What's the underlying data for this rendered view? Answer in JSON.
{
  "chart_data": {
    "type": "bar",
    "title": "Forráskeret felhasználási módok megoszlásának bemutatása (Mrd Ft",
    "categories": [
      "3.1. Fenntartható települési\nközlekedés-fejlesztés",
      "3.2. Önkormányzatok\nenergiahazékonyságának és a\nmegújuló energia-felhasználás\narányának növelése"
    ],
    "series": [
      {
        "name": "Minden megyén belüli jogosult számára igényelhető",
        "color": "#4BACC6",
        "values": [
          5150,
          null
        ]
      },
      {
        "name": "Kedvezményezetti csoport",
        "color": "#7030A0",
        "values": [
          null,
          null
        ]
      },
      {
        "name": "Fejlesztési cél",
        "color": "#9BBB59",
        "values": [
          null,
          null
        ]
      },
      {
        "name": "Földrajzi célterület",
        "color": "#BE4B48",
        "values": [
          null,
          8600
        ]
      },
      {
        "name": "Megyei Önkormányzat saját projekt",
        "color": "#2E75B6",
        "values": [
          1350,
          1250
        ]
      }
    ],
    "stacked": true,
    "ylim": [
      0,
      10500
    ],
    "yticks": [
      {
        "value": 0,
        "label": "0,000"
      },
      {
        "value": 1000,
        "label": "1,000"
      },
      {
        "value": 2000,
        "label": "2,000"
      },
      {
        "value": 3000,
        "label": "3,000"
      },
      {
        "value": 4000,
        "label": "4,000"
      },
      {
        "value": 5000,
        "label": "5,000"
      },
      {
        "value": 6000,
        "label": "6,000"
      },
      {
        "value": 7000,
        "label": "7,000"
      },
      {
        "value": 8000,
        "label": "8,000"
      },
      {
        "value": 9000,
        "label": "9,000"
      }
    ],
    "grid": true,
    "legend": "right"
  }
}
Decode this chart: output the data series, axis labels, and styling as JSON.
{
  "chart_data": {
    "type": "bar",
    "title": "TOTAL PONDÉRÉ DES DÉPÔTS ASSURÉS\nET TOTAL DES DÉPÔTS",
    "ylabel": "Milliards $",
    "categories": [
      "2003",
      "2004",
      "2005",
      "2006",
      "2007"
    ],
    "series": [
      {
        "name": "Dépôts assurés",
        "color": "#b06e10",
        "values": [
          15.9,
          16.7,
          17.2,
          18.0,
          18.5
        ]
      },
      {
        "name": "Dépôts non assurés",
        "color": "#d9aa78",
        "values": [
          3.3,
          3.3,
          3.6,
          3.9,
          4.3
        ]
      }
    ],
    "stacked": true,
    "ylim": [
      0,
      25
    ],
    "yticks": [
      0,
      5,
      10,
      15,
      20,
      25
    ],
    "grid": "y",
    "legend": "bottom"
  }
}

▶ Problem: In the entries above, find each line with the word "name" and show it.

▶ Output for this exercise:
        "name": "Minden megyén belüli jogosult számára igényelhető",
        "name": "Kedvezményezetti csoport",
        "name": "Fejlesztési cél",
        "name": "Földrajzi célterület",
        "name": "Megyei Önkormányzat saját projekt",
        "name": "Dépôts assurés",
        "name": "Dépôts non assurés",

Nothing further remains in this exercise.